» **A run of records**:
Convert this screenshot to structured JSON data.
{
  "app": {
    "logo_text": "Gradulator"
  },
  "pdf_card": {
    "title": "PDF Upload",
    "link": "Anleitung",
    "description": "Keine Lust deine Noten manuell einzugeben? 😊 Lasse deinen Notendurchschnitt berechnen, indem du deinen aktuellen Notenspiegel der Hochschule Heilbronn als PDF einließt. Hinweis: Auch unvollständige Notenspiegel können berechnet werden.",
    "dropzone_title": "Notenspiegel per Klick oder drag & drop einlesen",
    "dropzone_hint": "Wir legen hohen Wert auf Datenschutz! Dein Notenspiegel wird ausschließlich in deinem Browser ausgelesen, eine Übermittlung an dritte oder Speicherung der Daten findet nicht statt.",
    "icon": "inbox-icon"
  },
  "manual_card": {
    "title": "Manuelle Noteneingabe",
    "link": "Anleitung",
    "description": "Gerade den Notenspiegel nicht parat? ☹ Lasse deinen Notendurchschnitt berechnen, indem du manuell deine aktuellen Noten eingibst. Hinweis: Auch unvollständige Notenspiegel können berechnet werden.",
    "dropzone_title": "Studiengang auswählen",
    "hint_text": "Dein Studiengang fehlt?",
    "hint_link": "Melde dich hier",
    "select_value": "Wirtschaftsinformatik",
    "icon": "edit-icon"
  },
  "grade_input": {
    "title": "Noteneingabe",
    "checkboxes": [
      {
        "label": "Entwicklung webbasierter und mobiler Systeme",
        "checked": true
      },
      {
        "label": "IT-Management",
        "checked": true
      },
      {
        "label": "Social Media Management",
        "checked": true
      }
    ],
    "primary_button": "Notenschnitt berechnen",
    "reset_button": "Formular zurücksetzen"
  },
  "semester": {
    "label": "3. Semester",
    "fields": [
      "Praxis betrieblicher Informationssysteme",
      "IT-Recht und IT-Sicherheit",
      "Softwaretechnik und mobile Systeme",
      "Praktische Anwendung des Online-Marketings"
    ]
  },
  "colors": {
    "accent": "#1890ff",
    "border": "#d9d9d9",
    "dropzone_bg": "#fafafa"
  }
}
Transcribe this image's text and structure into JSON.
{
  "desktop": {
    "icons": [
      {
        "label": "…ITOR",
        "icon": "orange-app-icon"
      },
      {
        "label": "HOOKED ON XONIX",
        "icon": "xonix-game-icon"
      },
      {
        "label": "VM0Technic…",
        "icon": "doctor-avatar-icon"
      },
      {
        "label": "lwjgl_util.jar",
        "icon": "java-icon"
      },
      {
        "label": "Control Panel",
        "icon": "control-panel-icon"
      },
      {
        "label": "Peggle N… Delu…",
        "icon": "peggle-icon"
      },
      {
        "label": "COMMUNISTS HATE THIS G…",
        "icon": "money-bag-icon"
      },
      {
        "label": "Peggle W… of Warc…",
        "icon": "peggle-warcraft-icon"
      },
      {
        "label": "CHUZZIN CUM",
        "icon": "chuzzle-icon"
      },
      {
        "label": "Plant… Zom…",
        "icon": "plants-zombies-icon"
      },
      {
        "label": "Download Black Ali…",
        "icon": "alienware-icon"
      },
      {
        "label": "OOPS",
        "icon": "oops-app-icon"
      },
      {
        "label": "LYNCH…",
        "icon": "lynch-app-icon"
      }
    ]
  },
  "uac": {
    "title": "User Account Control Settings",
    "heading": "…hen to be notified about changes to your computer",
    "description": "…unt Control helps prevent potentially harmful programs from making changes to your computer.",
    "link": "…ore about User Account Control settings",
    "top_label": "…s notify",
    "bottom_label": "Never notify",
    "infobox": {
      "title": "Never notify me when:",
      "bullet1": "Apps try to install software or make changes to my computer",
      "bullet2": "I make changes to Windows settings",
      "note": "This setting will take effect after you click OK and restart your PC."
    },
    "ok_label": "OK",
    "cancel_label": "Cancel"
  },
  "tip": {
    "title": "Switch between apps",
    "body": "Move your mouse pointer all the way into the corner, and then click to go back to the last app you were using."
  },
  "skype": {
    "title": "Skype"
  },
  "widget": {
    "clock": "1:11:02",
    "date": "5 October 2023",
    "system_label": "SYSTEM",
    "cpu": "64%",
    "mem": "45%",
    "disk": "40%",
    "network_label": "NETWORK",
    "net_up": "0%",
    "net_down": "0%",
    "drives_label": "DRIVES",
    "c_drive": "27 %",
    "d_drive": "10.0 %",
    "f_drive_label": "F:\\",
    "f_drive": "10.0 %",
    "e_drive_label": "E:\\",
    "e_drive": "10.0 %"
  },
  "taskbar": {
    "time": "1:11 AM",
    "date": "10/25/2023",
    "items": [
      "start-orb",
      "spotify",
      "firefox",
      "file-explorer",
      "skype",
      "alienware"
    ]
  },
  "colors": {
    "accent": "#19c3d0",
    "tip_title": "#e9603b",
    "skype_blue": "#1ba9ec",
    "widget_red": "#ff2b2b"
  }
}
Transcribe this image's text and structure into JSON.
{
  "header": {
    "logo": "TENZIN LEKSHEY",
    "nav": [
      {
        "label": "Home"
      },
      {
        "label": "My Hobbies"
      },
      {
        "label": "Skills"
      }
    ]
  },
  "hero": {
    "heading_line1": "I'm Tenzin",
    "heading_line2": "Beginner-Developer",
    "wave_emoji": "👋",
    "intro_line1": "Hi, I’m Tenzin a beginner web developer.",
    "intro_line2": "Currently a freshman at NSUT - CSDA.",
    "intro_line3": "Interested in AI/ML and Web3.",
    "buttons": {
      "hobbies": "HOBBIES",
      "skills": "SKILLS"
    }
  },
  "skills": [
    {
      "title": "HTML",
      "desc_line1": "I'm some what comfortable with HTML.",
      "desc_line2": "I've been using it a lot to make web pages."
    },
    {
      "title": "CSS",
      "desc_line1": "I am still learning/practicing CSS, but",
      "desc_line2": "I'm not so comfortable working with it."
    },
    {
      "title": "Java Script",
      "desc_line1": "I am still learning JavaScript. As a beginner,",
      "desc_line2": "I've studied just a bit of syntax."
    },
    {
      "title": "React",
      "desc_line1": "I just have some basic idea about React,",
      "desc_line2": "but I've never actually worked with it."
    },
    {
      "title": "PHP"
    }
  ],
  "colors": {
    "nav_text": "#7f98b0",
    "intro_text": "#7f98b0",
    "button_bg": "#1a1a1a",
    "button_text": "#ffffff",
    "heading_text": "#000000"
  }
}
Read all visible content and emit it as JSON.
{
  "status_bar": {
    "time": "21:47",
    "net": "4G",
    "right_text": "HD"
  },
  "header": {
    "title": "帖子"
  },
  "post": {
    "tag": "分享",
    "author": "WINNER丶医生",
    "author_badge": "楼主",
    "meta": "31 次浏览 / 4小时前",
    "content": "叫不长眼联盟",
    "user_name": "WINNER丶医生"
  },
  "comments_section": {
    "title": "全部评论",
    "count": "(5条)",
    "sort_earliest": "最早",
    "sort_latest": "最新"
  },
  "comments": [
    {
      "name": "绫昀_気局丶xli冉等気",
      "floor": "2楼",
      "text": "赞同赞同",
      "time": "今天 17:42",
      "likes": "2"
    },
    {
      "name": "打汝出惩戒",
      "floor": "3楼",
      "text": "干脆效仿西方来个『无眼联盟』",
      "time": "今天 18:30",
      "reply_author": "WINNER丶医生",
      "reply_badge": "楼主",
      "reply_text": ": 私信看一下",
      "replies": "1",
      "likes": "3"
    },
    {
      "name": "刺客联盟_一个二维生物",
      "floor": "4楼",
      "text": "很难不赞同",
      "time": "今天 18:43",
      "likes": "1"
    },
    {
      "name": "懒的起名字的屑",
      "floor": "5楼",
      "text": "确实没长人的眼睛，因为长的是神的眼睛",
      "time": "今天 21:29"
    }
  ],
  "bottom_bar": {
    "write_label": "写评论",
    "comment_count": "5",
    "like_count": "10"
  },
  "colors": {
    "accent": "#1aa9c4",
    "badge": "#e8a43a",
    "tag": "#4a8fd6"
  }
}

» **The problem**: For the listing above, identify each line bearing "using".

» **Solved exercise**:
    "body": "Move your mouse pointer all the way into the corner, and then click to go back to the last app you were using."
      "desc_line2": "I've been using it a lot to make web pages."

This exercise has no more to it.